■ **SHORT PROBLEM**:
All lines below must be repeated exactly, with the pictures omitted.

▬▬▬▬▬▬▬▬▬▬

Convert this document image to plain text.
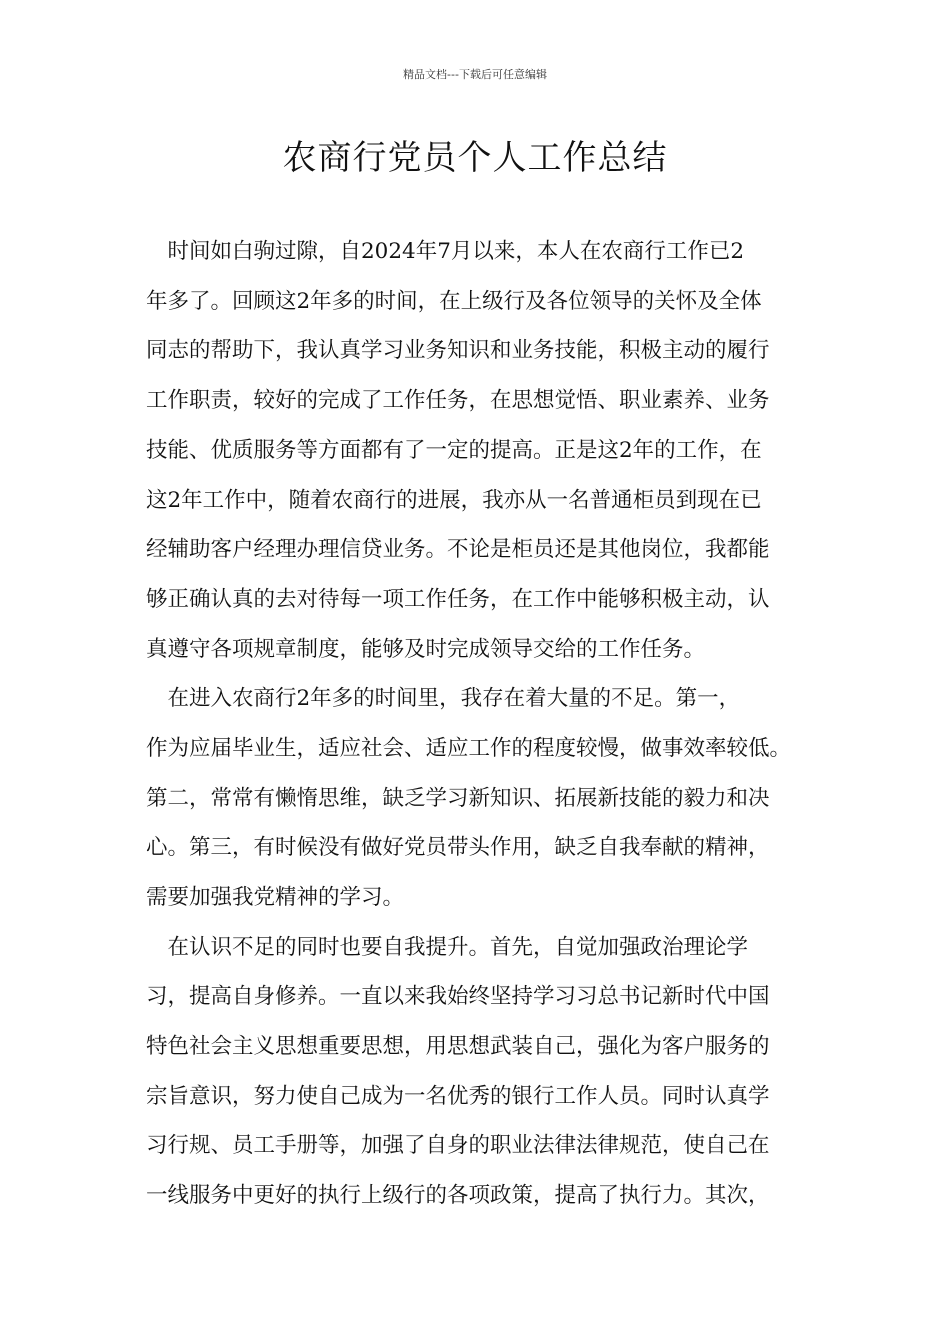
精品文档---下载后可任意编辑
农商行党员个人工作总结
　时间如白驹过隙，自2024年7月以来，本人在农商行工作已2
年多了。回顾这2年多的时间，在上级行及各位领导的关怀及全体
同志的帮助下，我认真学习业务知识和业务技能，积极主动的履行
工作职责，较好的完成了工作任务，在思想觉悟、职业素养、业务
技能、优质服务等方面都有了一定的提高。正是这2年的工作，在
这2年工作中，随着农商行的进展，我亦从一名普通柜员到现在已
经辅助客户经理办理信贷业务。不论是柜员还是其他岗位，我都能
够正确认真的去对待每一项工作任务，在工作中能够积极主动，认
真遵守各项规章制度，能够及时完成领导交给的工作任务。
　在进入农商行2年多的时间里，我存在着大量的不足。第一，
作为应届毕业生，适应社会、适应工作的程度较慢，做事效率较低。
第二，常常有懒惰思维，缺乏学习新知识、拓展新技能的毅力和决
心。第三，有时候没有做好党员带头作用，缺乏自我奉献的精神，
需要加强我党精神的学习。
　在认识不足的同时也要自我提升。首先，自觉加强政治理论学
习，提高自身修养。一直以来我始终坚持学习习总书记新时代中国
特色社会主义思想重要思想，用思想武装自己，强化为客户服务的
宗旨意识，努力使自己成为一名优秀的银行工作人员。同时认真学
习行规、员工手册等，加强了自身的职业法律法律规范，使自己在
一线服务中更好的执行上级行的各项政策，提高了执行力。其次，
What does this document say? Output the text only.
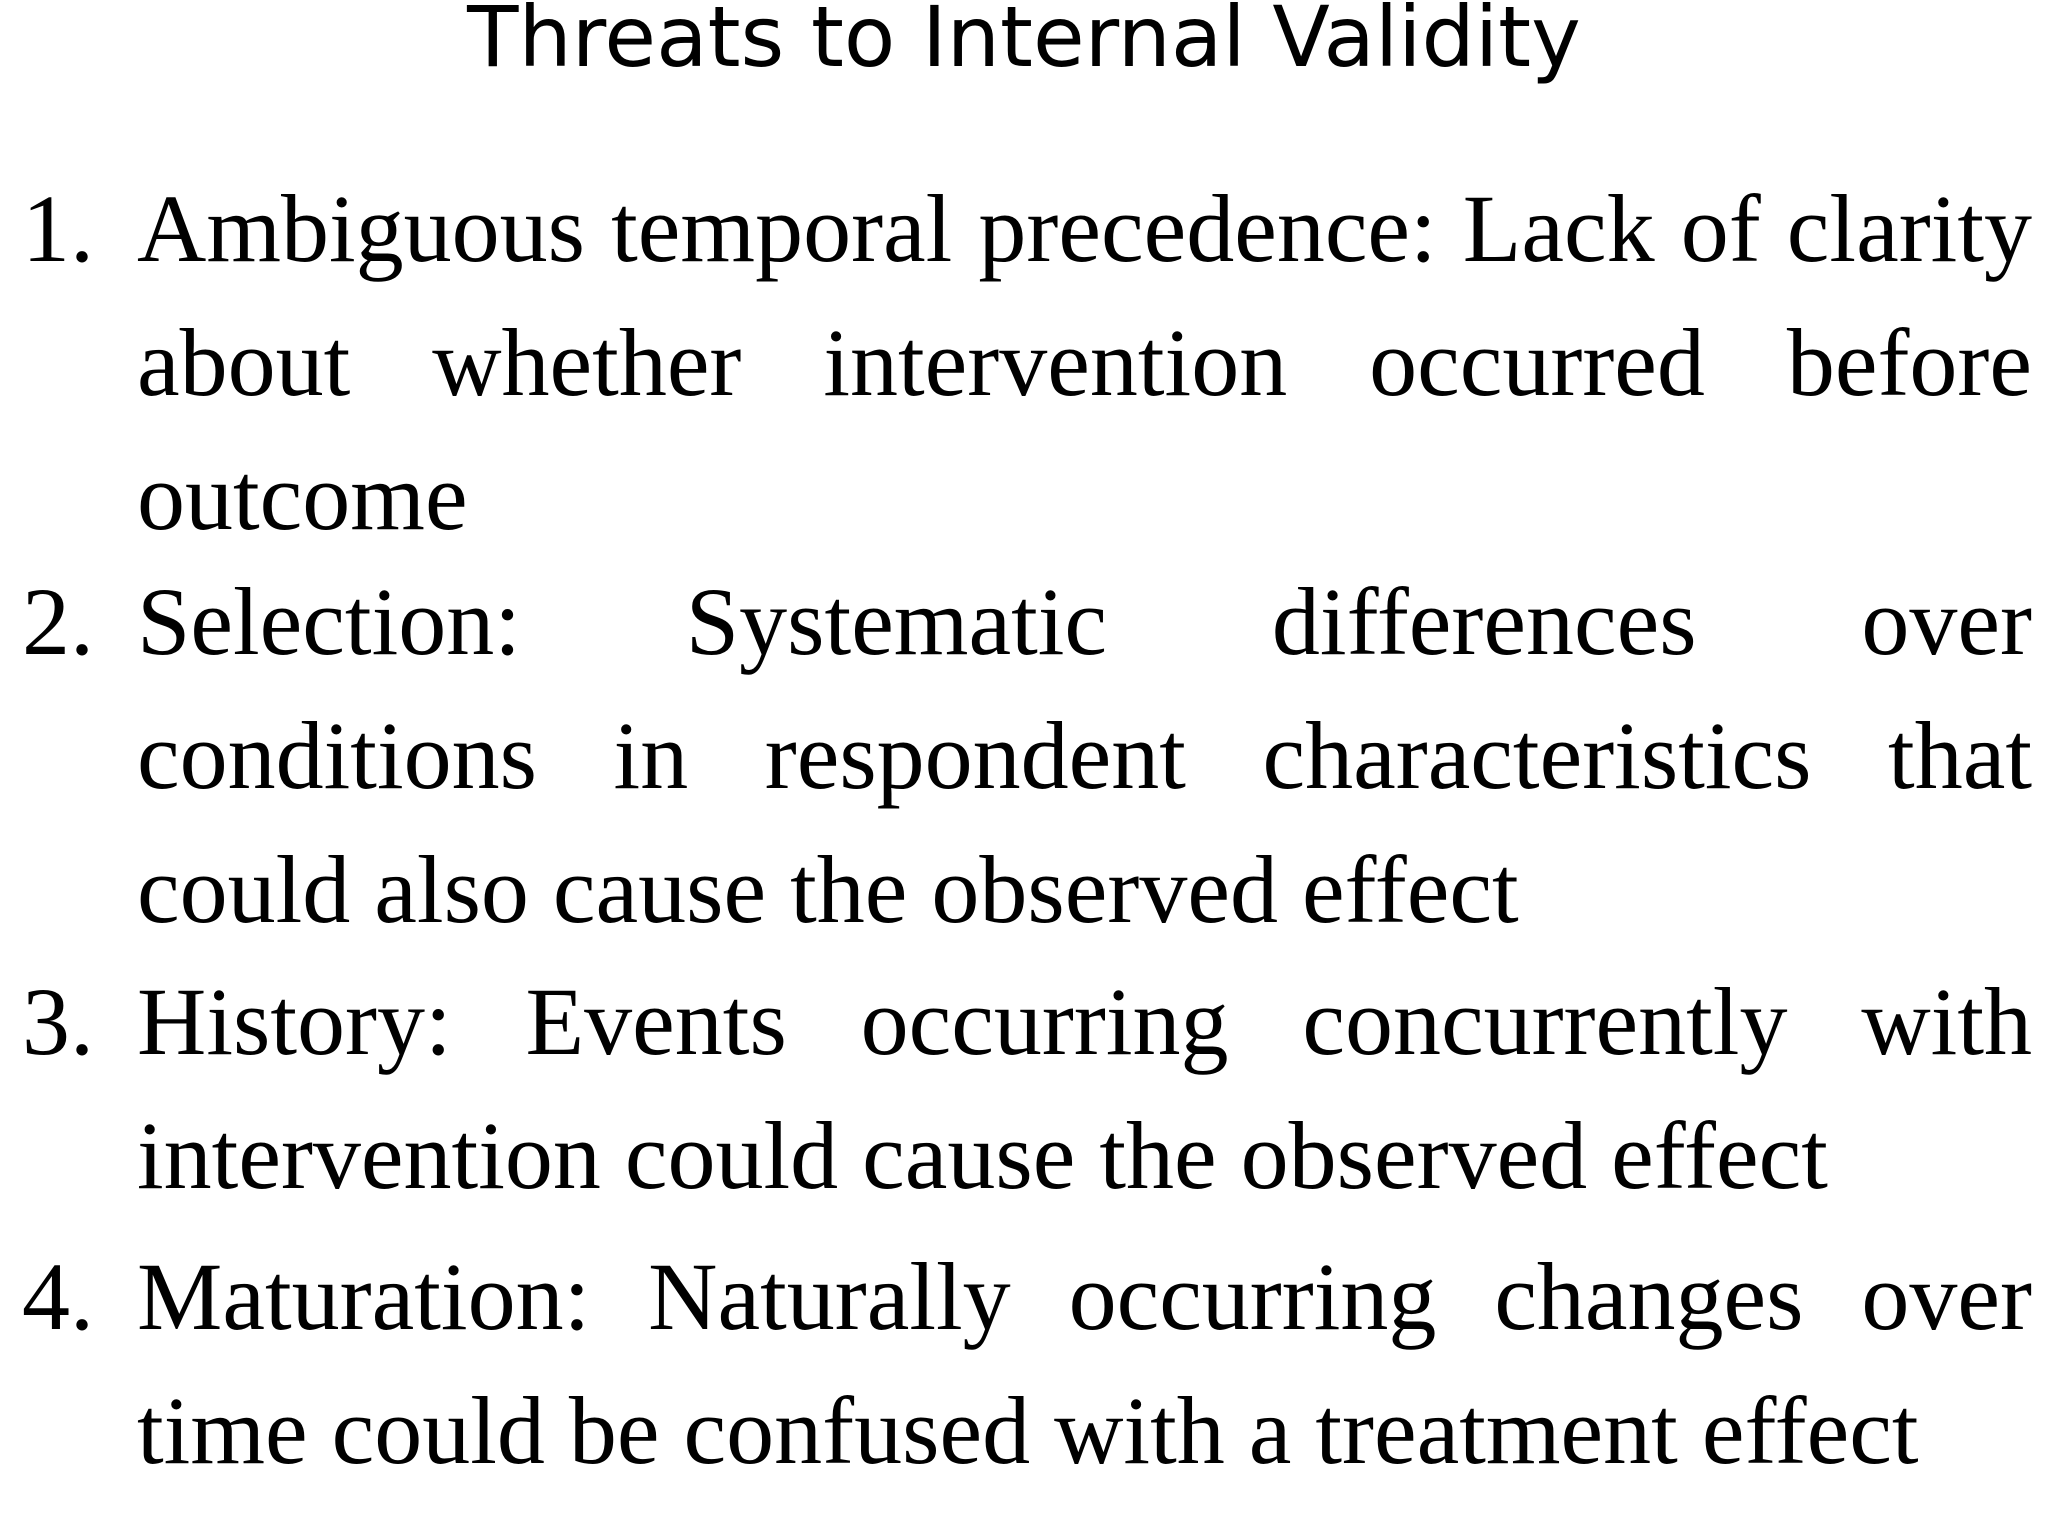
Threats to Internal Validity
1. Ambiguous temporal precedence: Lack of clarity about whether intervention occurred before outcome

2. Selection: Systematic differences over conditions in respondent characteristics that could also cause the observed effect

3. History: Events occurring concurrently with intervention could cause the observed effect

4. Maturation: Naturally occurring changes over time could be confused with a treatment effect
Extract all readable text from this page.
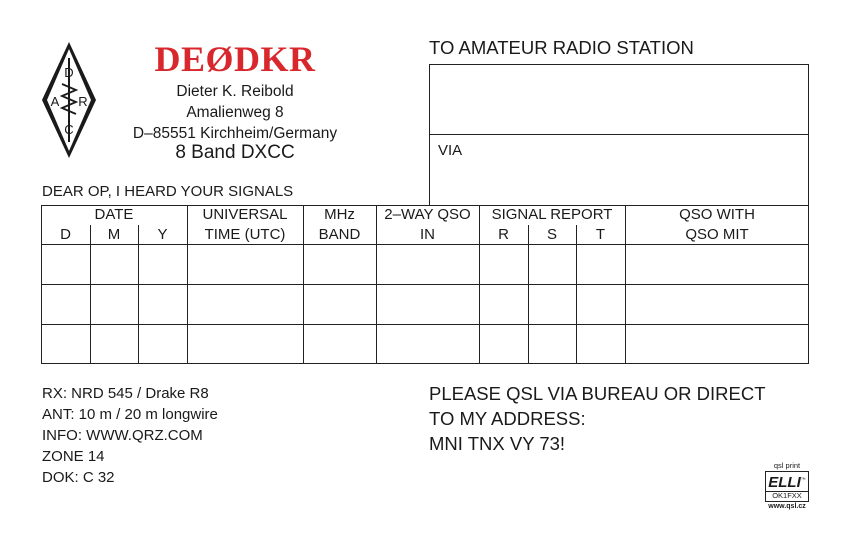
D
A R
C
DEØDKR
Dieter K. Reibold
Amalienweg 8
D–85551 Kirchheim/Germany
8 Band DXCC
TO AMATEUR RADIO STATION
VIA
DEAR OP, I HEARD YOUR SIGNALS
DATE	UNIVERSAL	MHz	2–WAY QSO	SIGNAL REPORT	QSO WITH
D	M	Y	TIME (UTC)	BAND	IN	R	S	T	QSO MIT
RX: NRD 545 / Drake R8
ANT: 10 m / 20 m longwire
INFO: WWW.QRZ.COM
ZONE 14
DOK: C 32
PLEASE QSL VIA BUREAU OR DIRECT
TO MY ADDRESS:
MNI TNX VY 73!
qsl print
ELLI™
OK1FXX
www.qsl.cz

▬▬▬▬▬▬▬▬▬▬

■ **ANSWER FOR THIS EXERCISE**:
Convert this document image to plain text.
精品文档---下载后可任意编辑
农商行党员个人工作总结
　时间如白驹过隙，自2024年7月以来，本人在农商行工作已2
年多了。回顾这2年多的时间，在上级行及各位领导的关怀及全体
同志的帮助下，我认真学习业务知识和业务技能，积极主动的履行
工作职责，较好的完成了工作任务，在思想觉悟、职业素养、业务
技能、优质服务等方面都有了一定的提高。正是这2年的工作，在
这2年工作中，随着农商行的进展，我亦从一名普通柜员到现在已
经辅助客户经理办理信贷业务。不论是柜员还是其他岗位，我都能
够正确认真的去对待每一项工作任务，在工作中能够积极主动，认
真遵守各项规章制度，能够及时完成领导交给的工作任务。
　在进入农商行2年多的时间里，我存在着大量的不足。第一，
作为应届毕业生，适应社会、适应工作的程度较慢，做事效率较低。
第二，常常有懒惰思维，缺乏学习新知识、拓展新技能的毅力和决
心。第三，有时候没有做好党员带头作用，缺乏自我奉献的精神，
需要加强我党精神的学习。
　在认识不足的同时也要自我提升。首先，自觉加强政治理论学
习，提高自身修养。一直以来我始终坚持学习习总书记新时代中国
特色社会主义思想重要思想，用思想武装自己，强化为客户服务的
宗旨意识，努力使自己成为一名优秀的银行工作人员。同时认真学
习行规、员工手册等，加强了自身的职业法律法律规范，使自己在
一线服务中更好的执行上级行的各项政策，提高了执行力。其次，
What does this document say? Output the text only.
Threats to Internal Validity
1. Ambiguous temporal precedence: Lack of clarity about whether intervention occurred before outcome

2. Selection: Systematic differences over conditions in respondent characteristics that could also cause the observed effect

3. History: Events occurring concurrently with intervention could cause the observed effect

4. Maturation: Naturally occurring changes over time could be confused with a treatment effect
Extract all readable text from this page.
D
A R
C
DEØDKR
Dieter K. Reibold
Amalienweg 8
D–85551 Kirchheim/Germany
8 Band DXCC
TO AMATEUR RADIO STATION
VIA
DEAR OP, I HEARD YOUR SIGNALS
DATE	UNIVERSAL	MHz	2–WAY QSO	SIGNAL REPORT	QSO WITH
D	M	Y	TIME (UTC)	BAND	IN	R	S	T	QSO MIT
RX: NRD 545 / Drake R8
ANT: 10 m / 20 m longwire
INFO: WWW.QRZ.COM
ZONE 14
DOK: C 32
PLEASE QSL VIA BUREAU OR DIRECT
TO MY ADDRESS:
MNI TNX VY 73!
qsl print
ELLI™
OK1FXX
www.qsl.cz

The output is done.